GOAL
Reproduce the lines below verbatim, starting at the line containing "Patent image size: (1312, 931)." and ending at the line containing "The L-shaped adjustment", both included.
=== INPUT ===
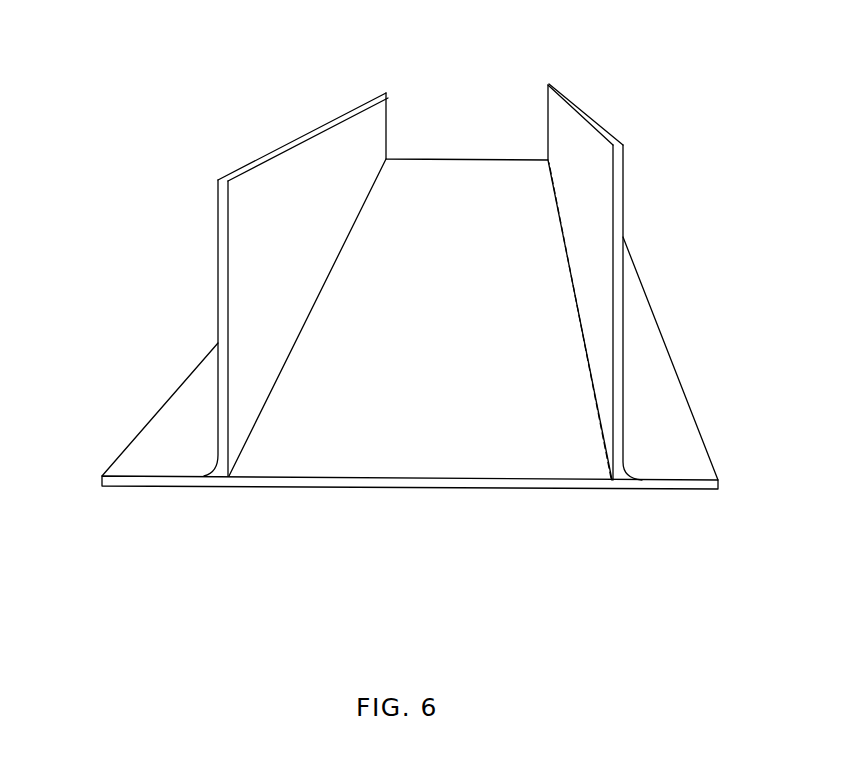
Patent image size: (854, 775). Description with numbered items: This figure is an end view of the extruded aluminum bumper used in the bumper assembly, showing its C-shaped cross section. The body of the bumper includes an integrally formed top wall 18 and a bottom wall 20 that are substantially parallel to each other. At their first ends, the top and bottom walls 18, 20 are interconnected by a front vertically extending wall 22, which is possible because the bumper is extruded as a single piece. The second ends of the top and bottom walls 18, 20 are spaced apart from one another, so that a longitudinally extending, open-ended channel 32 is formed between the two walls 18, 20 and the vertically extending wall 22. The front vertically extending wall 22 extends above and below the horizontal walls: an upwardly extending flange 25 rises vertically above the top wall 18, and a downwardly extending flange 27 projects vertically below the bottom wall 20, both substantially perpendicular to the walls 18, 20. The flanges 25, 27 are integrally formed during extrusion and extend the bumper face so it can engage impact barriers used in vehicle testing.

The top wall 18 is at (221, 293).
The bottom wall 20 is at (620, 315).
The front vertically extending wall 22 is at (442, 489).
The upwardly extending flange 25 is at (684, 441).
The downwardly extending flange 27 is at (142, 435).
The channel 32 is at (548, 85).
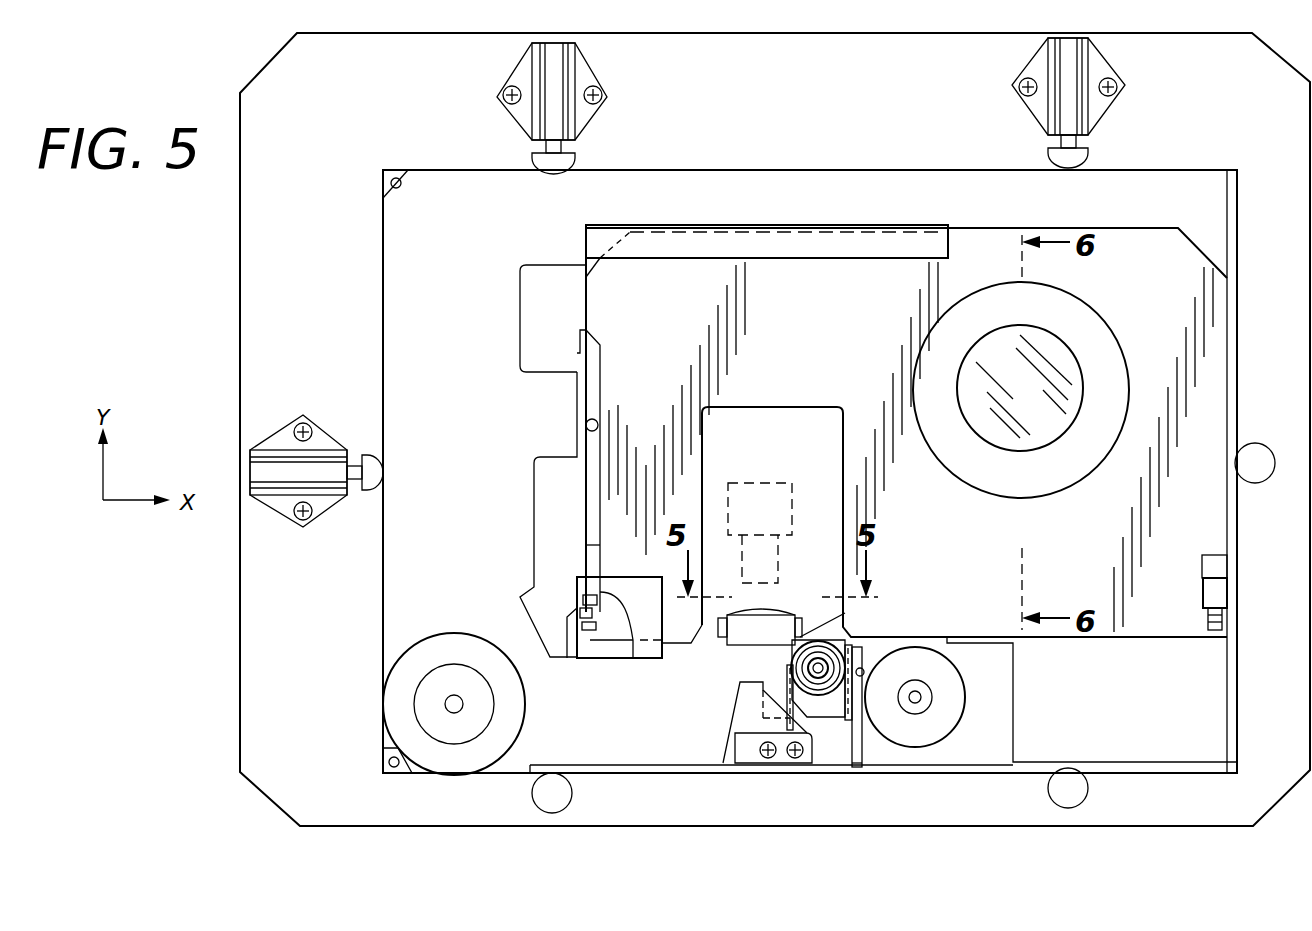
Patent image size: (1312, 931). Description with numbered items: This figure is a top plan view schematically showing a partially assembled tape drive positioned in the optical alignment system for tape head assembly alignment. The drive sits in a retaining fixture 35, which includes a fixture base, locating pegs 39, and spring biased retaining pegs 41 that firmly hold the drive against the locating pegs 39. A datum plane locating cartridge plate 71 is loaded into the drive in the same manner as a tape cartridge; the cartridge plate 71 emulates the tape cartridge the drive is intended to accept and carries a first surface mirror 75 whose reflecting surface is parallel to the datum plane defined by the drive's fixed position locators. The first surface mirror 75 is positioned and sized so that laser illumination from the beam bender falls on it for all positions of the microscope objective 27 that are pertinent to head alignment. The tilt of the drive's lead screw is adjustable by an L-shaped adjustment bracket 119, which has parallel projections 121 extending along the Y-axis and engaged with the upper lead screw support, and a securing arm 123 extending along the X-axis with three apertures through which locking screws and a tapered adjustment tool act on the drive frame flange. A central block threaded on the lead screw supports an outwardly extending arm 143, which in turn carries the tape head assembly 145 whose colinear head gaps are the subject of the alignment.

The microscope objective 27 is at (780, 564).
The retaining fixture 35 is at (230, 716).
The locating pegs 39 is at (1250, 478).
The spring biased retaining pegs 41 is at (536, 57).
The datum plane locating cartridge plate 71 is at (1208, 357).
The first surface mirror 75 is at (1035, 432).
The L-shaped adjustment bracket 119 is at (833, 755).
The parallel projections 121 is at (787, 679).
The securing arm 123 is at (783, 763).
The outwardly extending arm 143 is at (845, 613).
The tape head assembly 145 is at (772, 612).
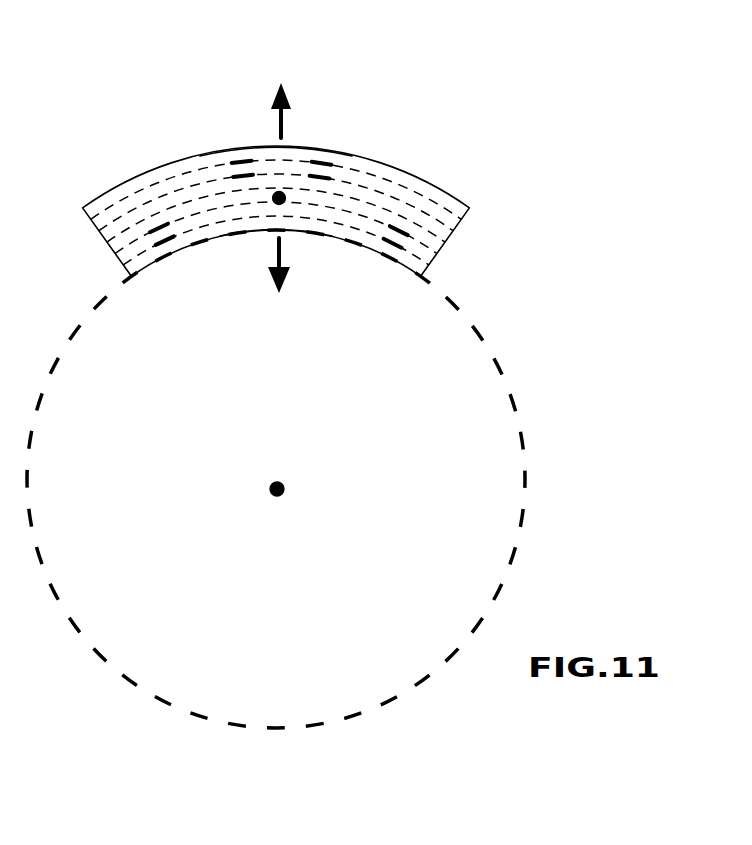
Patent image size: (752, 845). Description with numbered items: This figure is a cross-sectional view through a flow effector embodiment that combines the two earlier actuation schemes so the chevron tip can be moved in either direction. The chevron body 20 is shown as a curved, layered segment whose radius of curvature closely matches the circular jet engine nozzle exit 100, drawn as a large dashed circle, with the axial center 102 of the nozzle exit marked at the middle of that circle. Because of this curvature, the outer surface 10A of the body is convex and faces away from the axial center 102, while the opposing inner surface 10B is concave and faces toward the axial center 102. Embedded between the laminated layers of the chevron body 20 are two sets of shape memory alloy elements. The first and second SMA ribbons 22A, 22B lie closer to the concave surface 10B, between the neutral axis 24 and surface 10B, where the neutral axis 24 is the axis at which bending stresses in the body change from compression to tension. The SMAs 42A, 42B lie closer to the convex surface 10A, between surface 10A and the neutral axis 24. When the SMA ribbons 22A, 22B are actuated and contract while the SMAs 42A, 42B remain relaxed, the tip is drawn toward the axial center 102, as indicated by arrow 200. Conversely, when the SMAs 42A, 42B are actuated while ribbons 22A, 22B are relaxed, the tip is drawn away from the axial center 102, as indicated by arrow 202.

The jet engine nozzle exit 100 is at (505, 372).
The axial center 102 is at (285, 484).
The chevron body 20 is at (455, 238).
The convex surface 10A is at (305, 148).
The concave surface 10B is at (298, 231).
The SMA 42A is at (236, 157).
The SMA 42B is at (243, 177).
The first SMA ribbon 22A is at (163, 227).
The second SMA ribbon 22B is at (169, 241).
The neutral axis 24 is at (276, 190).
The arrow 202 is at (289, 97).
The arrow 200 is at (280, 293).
===
=== INPUT ===
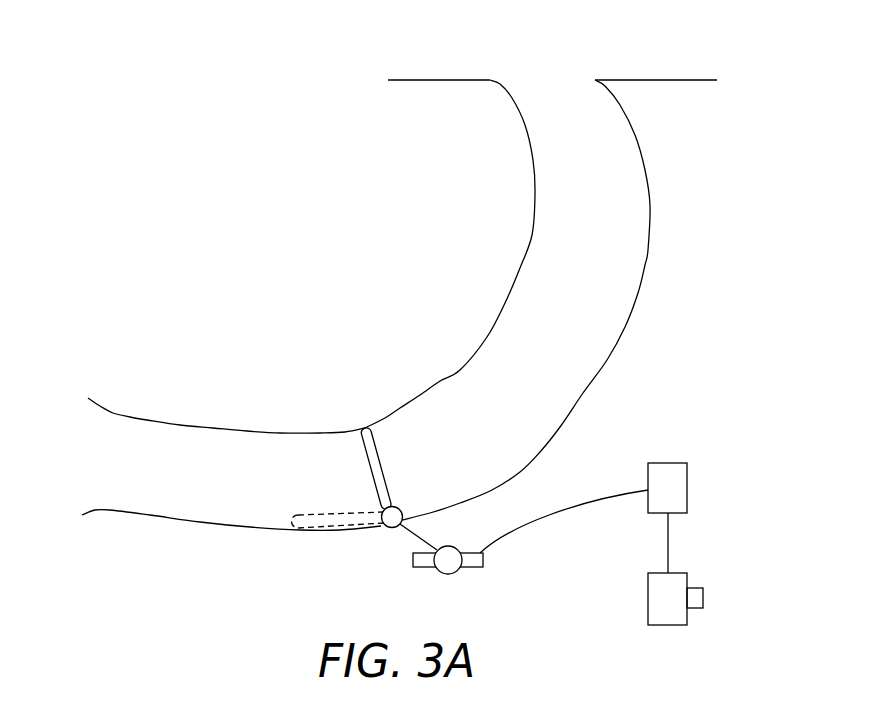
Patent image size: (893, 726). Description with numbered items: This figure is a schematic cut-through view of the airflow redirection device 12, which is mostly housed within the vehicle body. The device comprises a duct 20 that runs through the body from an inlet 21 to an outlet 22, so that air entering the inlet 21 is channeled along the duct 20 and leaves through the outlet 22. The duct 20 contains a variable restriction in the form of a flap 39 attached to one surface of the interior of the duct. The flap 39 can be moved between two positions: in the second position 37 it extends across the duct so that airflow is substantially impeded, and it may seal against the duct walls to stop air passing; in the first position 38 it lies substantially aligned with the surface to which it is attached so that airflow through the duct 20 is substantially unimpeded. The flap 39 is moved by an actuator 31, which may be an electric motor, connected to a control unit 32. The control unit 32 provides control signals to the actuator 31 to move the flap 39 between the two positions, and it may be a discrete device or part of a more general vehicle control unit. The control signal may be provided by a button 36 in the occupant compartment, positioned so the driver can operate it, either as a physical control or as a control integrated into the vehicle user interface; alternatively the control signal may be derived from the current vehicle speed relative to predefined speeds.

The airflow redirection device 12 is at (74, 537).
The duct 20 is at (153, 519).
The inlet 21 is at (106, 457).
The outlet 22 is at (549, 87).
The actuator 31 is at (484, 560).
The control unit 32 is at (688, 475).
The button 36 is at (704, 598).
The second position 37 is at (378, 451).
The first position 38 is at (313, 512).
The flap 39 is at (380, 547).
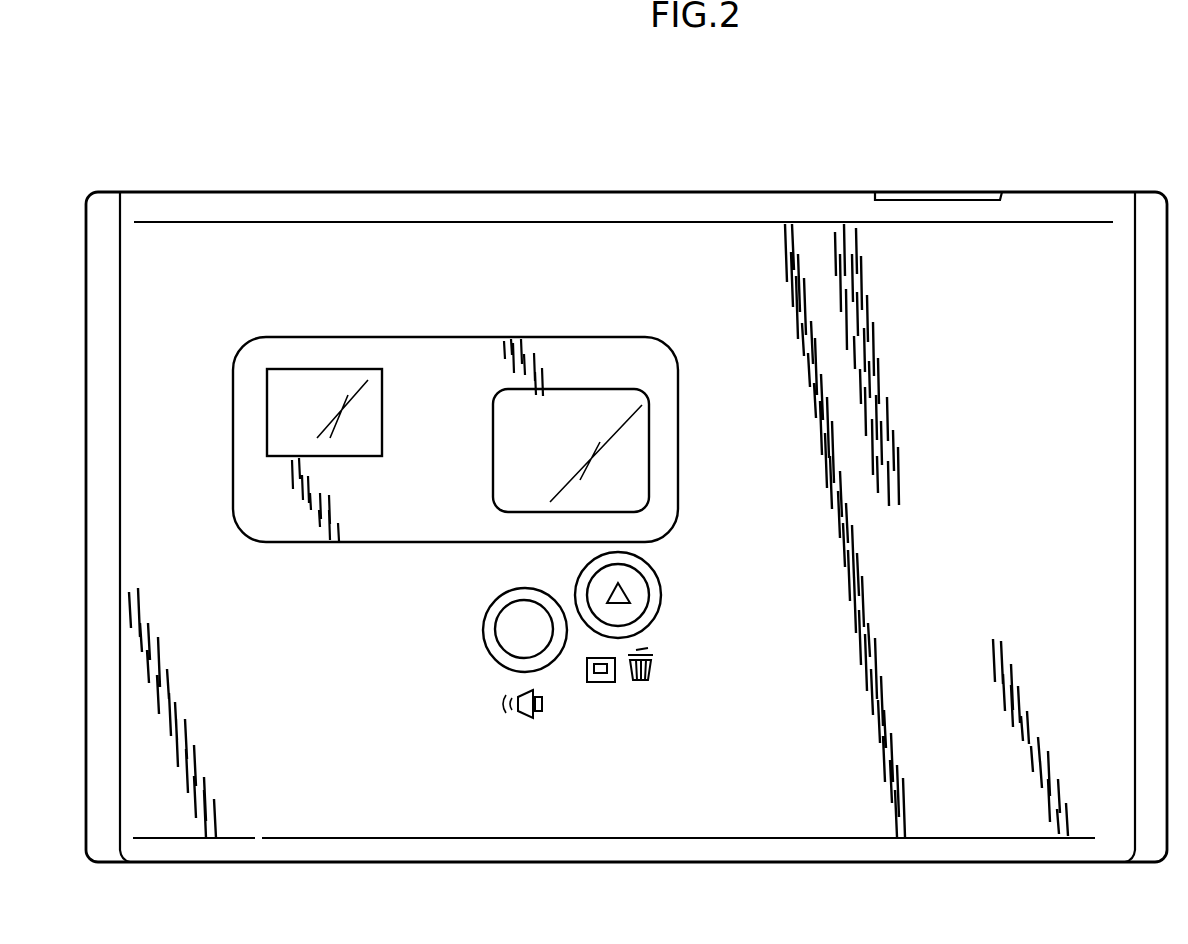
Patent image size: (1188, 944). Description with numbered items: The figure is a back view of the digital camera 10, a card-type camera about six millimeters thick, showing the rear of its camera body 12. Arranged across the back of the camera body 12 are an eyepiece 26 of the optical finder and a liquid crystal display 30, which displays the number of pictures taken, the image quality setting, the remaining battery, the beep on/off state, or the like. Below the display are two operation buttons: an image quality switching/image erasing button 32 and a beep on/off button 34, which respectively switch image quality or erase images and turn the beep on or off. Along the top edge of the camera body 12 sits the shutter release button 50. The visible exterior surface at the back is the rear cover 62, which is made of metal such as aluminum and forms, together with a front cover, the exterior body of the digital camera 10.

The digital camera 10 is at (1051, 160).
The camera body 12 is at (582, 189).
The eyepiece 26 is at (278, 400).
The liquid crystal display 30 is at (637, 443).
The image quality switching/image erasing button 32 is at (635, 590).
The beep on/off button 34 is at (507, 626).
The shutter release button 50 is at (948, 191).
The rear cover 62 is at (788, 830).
===
ANSWER TO THIS TASK
Patent image size: (1312, 931). Description with numbered items: This figure is a top plan view schematically showing a partially assembled tape drive positioned in the optical alignment system for tape head assembly alignment. The drive sits in a retaining fixture 35, which includes a fixture base, locating pegs 39, and spring biased retaining pegs 41 that firmly hold the drive against the locating pegs 39. A datum plane locating cartridge plate 71 is loaded into the drive in the same manner as a tape cartridge; the cartridge plate 71 emulates the tape cartridge the drive is intended to accept and carries a first surface mirror 75 whose reflecting surface is parallel to the datum plane defined by the drive's fixed position locators. The first surface mirror 75 is positioned and sized so that laser illumination from the beam bender falls on it for all positions of the microscope objective 27 that are pertinent to head alignment. The tilt of the drive's lead screw is adjustable by an L-shaped adjustment bracket 119, which has parallel projections 121 extending along the Y-axis and engaged with the upper lead screw support, and a securing arm 123 extending along the X-axis with three apertures through which locking screws and a tapered adjustment tool act on the drive frame flange. A central block threaded on the lead screw supports an outwardly extending arm 143, which in turn carries the tape head assembly 145 whose colinear head gaps are the subject of the alignment.

The microscope objective 27 is at (780, 564).
The retaining fixture 35 is at (230, 716).
The locating pegs 39 is at (1250, 478).
The spring biased retaining pegs 41 is at (536, 57).
The datum plane locating cartridge plate 71 is at (1208, 357).
The first surface mirror 75 is at (1035, 432).
The L-shaped adjustment bracket 119 is at (833, 755).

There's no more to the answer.